» **PROBLEM STATEMENT**:
Leaving out every picture, quote the data below exactly as it appears.
┄┄┄┄┄┄┄┄┄┄
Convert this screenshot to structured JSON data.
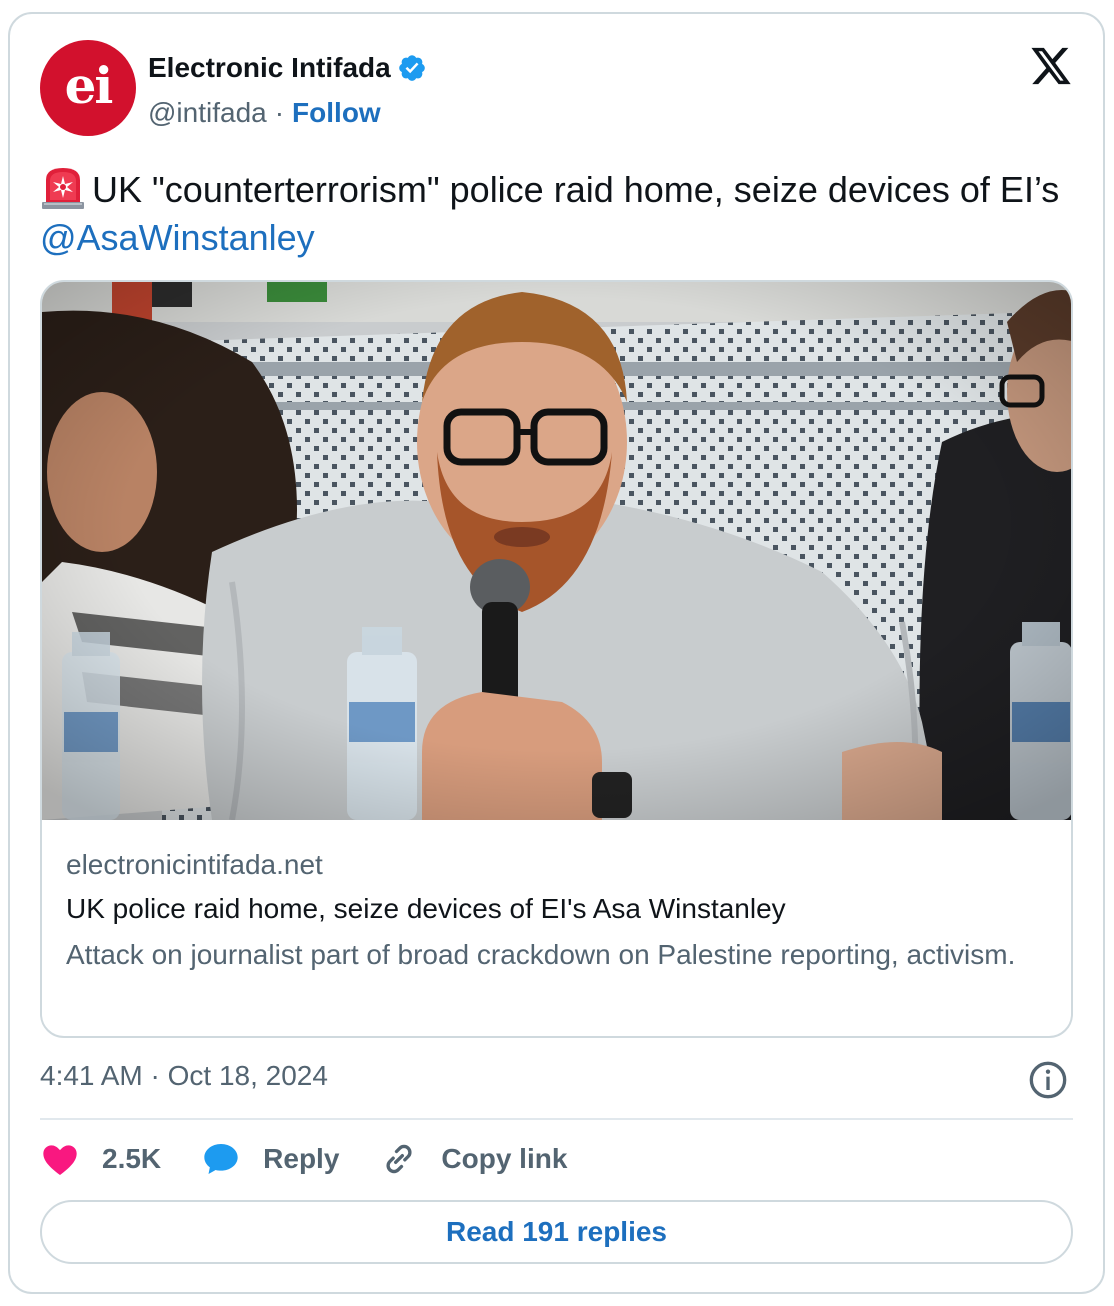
{
  "author": {
    "display_name": "Electronic Intifada",
    "handle": "@intifada",
    "separator": "·",
    "follow_label": "Follow",
    "avatar_text": "ei",
    "verified": true
  },
  "tweet": {
    "text_before": "UK \"counterterrorism\" police raid home, seize devices of EI’s ",
    "mention": "@AsaWinstanley"
  },
  "link_card": {
    "domain": "electronicintifada.net",
    "title": "UK police raid home, seize devices of EI's Asa Winstanley",
    "description": "Attack on journalist part of broad crackdown on Palestine reporting, activism."
  },
  "timestamp": "4:41 AM · Oct 18, 2024",
  "actions": {
    "like_count": "2.5K",
    "reply_label": "Reply",
    "copy_link_label": "Copy link"
  },
  "read_replies_label": "Read 191 replies",
  "icons": {
    "siren": "rotating-light-icon",
    "verified": "verified-badge-icon",
    "platform": "x-logo-icon",
    "info": "info-icon",
    "like": "heart-icon",
    "reply": "speech-bubble-icon",
    "copy": "link-icon"
  },
  "colors": {
    "accent": "#1d6fbe",
    "like": "#f91880",
    "reply": "#1d9bf0",
    "brand": "#d2112d",
    "text": "#0f1419",
    "muted": "#536471",
    "border": "#cfd9de"
  }
}
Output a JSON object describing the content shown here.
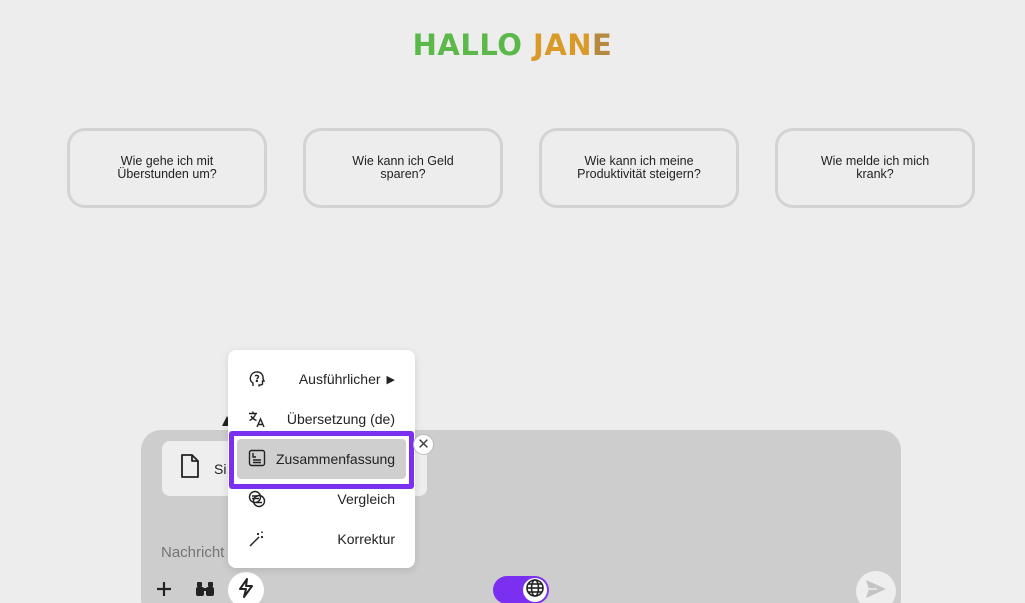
{
  "greeting": {
    "part1": "HALLO ",
    "part2": "JAN",
    "part3": "E"
  },
  "suggestions": [
    "Wie gehe ich mit Überstunden um?",
    "Wie kann ich Geld sparen?",
    "Wie kann ich meine Produktivität steigern?",
    "Wie melde ich mich krank?"
  ],
  "attachment": {
    "name_visible": "Si"
  },
  "composer": {
    "placeholder": "Nachricht"
  },
  "menu": {
    "items": [
      {
        "label": "Ausführlicher",
        "icon": "head-question-icon",
        "has_submenu": true
      },
      {
        "label": "Übersetzung (de)",
        "icon": "translate-icon"
      },
      {
        "label": "Zusammenfassung",
        "icon": "summary-icon",
        "selected": true
      },
      {
        "label": "Vergleich",
        "icon": "compare-icon"
      },
      {
        "label": "Korrektur",
        "icon": "magic-wand-icon"
      }
    ]
  },
  "icons": {
    "add": "plus-icon",
    "search": "binoculars-icon",
    "actions": "lightning-bolt-icon",
    "web": "globe-icon",
    "send": "send-icon",
    "close": "close-icon",
    "file": "document-icon"
  },
  "colors": {
    "accent": "#7b2ff0",
    "greeting_green": "#5bb94a",
    "greeting_orange": "#d99a2a"
  }
}
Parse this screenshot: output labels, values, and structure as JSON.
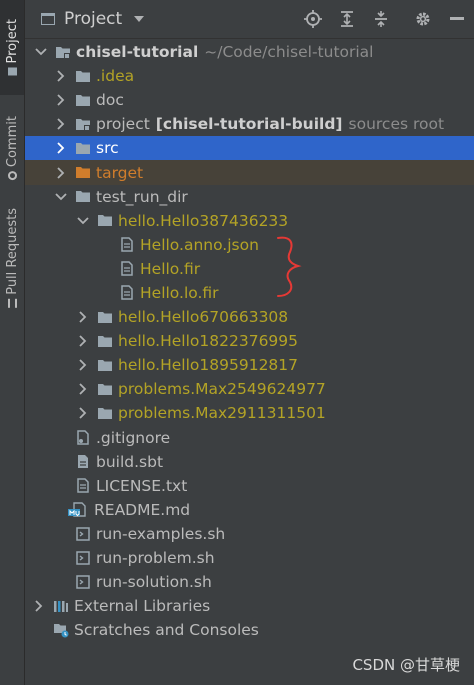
{
  "toolstrip": {
    "tabs": [
      {
        "label": "Project"
      },
      {
        "label": "Commit"
      },
      {
        "label": "Pull Requests"
      }
    ]
  },
  "header": {
    "title": "Project"
  },
  "tree": {
    "root": {
      "name": "chisel-tutorial",
      "path": "~/Code/chisel-tutorial"
    },
    "idea": ".idea",
    "doc": "doc",
    "project": {
      "name": "project",
      "module": "[chisel-tutorial-build]",
      "note": "sources root"
    },
    "src": "src",
    "target": "target",
    "test_run_dir": "test_run_dir",
    "hello_expanded": "hello.Hello387436233",
    "hello_files": [
      "Hello.anno.json",
      "Hello.fir",
      "Hello.lo.fir"
    ],
    "collapsed_dirs": [
      "hello.Hello670663308",
      "hello.Hello1822376995",
      "hello.Hello1895912817",
      "problems.Max2549624977",
      "problems.Max2911311501"
    ],
    "files": [
      ".gitignore",
      "build.sbt",
      "LICENSE.txt",
      "README.md",
      "run-examples.sh",
      "run-problem.sh",
      "run-solution.sh"
    ],
    "external_libraries": "External Libraries",
    "scratches": "Scratches and Consoles"
  },
  "watermark": "CSDN @甘草梗",
  "colors": {
    "selection": "#2f65ca",
    "excluded": "#d07d2c",
    "untracked": "#b3a326",
    "annotation": "#e53935"
  }
}
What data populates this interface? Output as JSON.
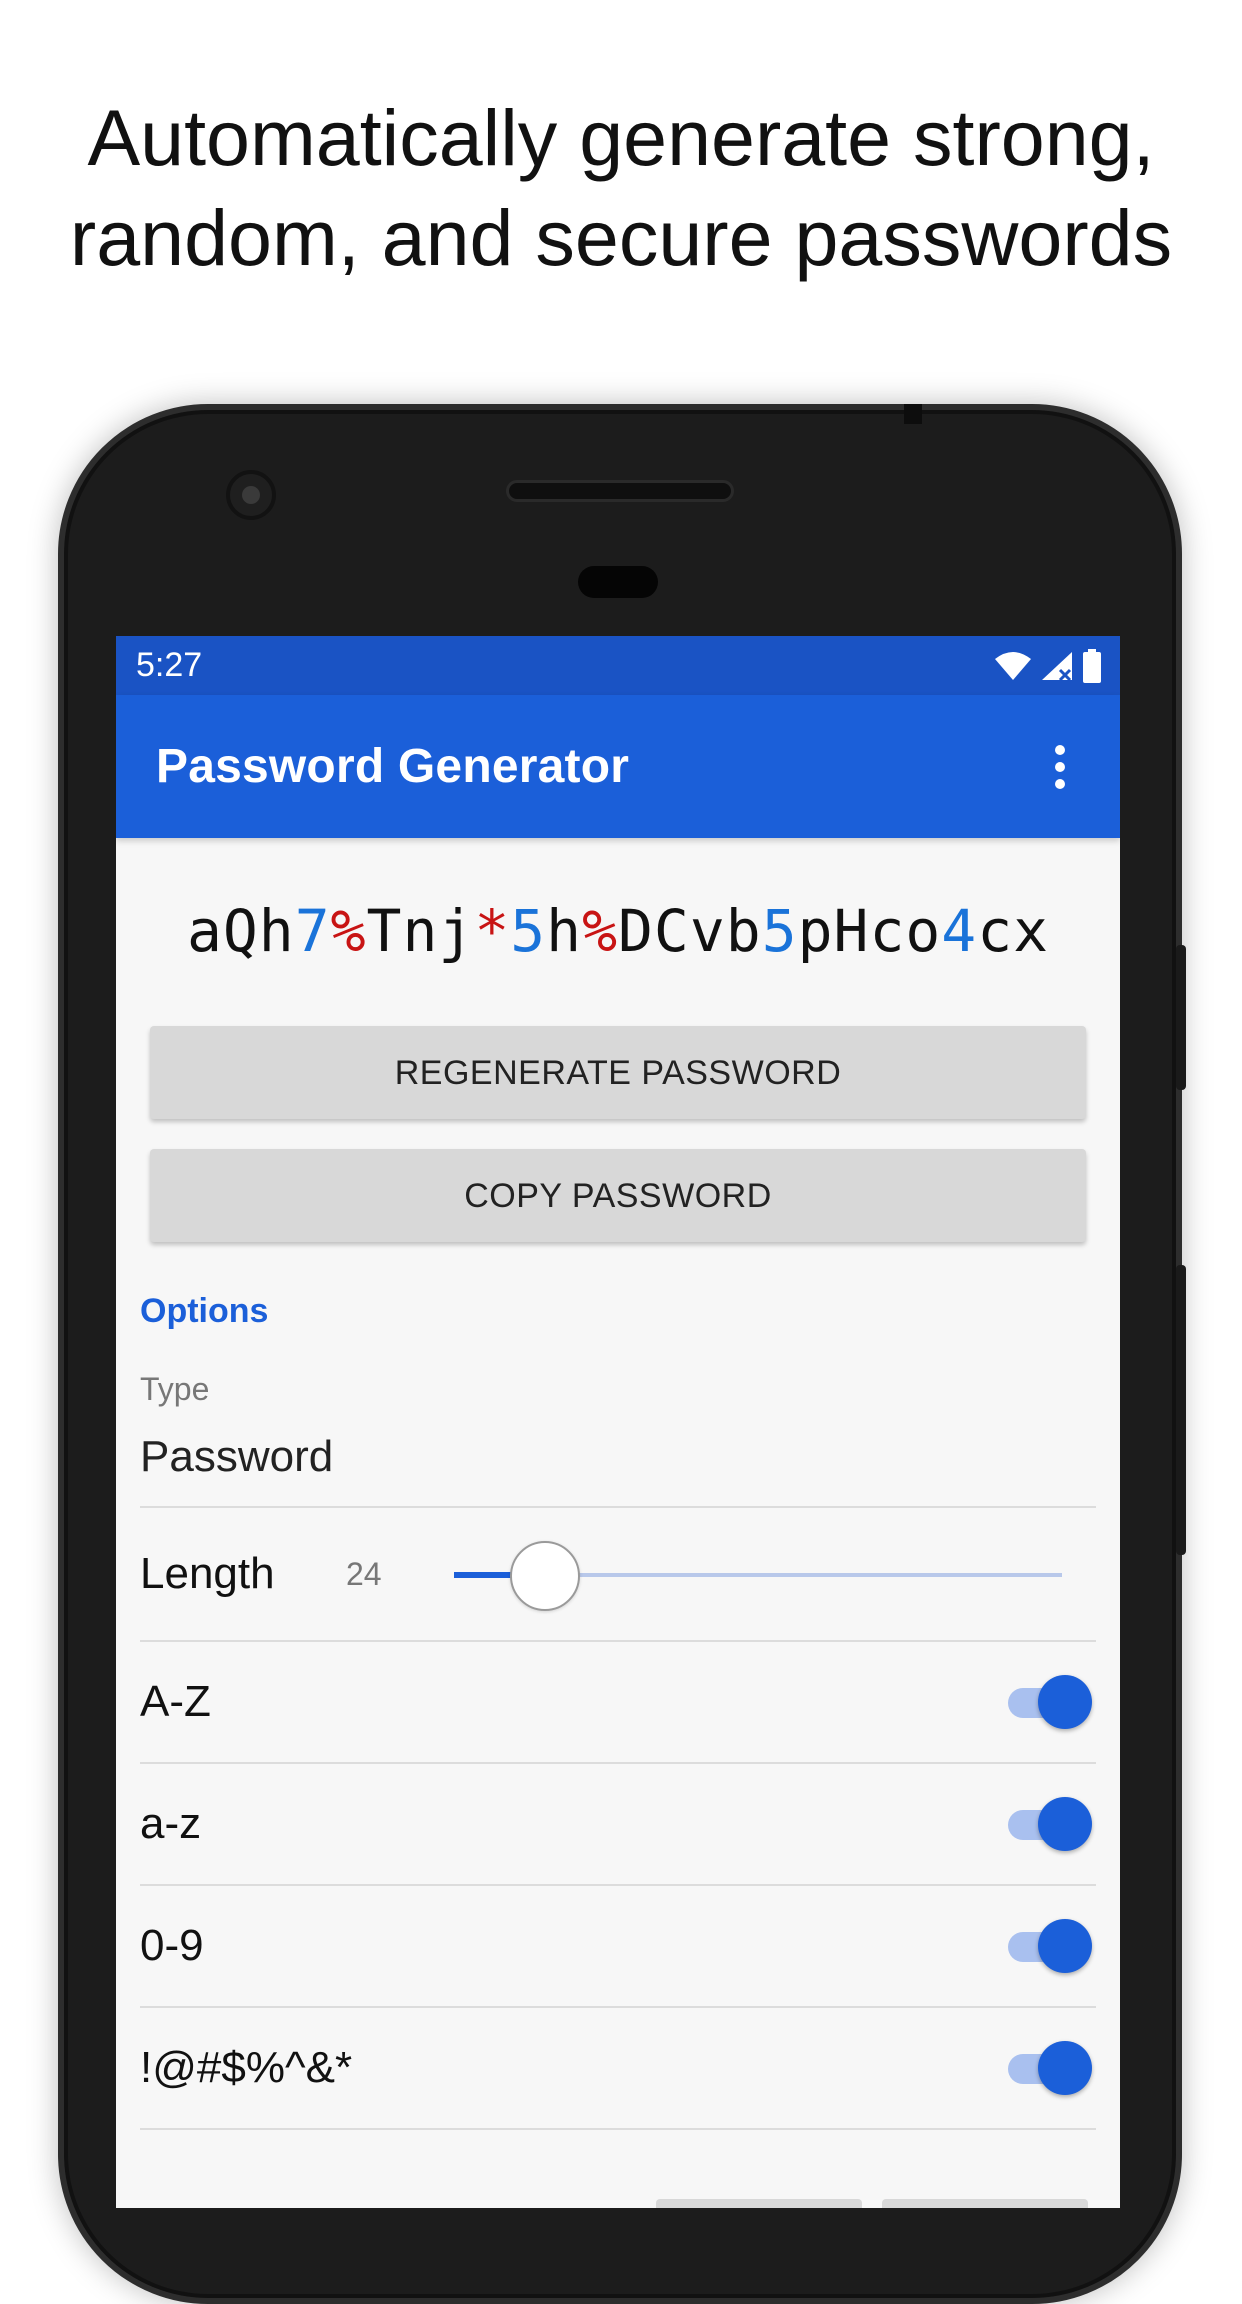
┄┄┄┄┄┄┄┄┄┄
» **TASK OUTPUT**:
Convert this screenshot to structured JSON data.
{
  "author": {
    "display_name": "Electronic Intifada",
    "handle": "@intifada",
    "separator": "·",
    "follow_label": "Follow",
    "avatar_text": "ei",
    "verified": true
  },
  "tweet": {
    "text_before": "UK \"counterterrorism\" police raid home, seize devices of EI’s ",
    "mention": "@AsaWinstanley"
  },
  "link_card": {
    "domain": "electronicintifada.net",
    "title": "UK police raid home, seize devices of EI's Asa Winstanley",
    "description": "Attack on journalist part of broad crackdown on Palestine reporting, activism."
  },
  "timestamp": "4:41 AM · Oct 18, 2024",
  "actions": {
    "like_count": "2.5K",
    "reply_label": "Reply",
    "copy_link_label": "Copy link"
  },
  "read_replies_label": "Read 191 replies",
  "icons": {
    "siren": "rotating-light-icon",
    "verified": "verified-badge-icon",
    "platform": "x-logo-icon",
    "info": "info-icon",
    "like": "heart-icon",
    "reply": "speech-bubble-icon",
    "copy": "link-icon"
  },
  "colors": {
    "accent": "#1d6fbe",
    "like": "#f91880",
    "reply": "#1d9bf0",
    "brand": "#d2112d",
    "text": "#0f1419",
    "muted": "#536471",
    "border": "#cfd9de"
  }
}
Output a JSON object describing the content shown here.
{
  "greeting": {
    "part1": "HALLO ",
    "part2": "JAN",
    "part3": "E"
  },
  "suggestions": [
    "Wie gehe ich mit Überstunden um?",
    "Wie kann ich Geld sparen?",
    "Wie kann ich meine Produktivität steigern?",
    "Wie melde ich mich krank?"
  ],
  "attachment": {
    "name_visible": "Si"
  },
  "composer": {
    "placeholder": "Nachricht"
  },
  "menu": {
    "items": [
      {
        "label": "Ausführlicher",
        "icon": "head-question-icon",
        "has_submenu": true
      },
      {
        "label": "Übersetzung (de)",
        "icon": "translate-icon"
      },
      {
        "label": "Zusammenfassung",
        "icon": "summary-icon",
        "selected": true
      },
      {
        "label": "Vergleich",
        "icon": "compare-icon"
      },
      {
        "label": "Korrektur",
        "icon": "magic-wand-icon"
      }
    ]
  },
  "icons": {
    "add": "plus-icon",
    "search": "binoculars-icon",
    "actions": "lightning-bolt-icon",
    "web": "globe-icon",
    "send": "send-icon",
    "close": "close-icon",
    "file": "document-icon"
  },
  "colors": {
    "accent": "#7b2ff0",
    "greeting_green": "#5bb94a",
    "greeting_orange": "#d99a2a"
  }
}
Parse this screenshot: output labels, values, and structure as JSON.
{
  "toolstrip": {
    "tabs": [
      {
        "label": "Project"
      },
      {
        "label": "Commit"
      },
      {
        "label": "Pull Requests"
      }
    ]
  },
  "header": {
    "title": "Project"
  },
  "tree": {
    "root": {
      "name": "chisel-tutorial",
      "path": "~/Code/chisel-tutorial"
    },
    "idea": ".idea",
    "doc": "doc",
    "project": {
      "name": "project",
      "module": "[chisel-tutorial-build]",
      "note": "sources root"
    },
    "src": "src",
    "target": "target",
    "test_run_dir": "test_run_dir",
    "hello_expanded": "hello.Hello387436233",
    "hello_files": [
      "Hello.anno.json",
      "Hello.fir",
      "Hello.lo.fir"
    ],
    "collapsed_dirs": [
      "hello.Hello670663308",
      "hello.Hello1822376995",
      "hello.Hello1895912817",
      "problems.Max2549624977",
      "problems.Max2911311501"
    ],
    "files": [
      ".gitignore",
      "build.sbt",
      "LICENSE.txt",
      "README.md",
      "run-examples.sh",
      "run-problem.sh",
      "run-solution.sh"
    ],
    "external_libraries": "External Libraries",
    "scratches": "Scratches and Consoles"
  },
  "watermark": "CSDN @甘草梗",
  "colors": {
    "selection": "#2f65ca",
    "excluded": "#d07d2c",
    "untracked": "#b3a326",
    "annotation": "#e53935"
  }
}
What data populates this interface? Output as JSON.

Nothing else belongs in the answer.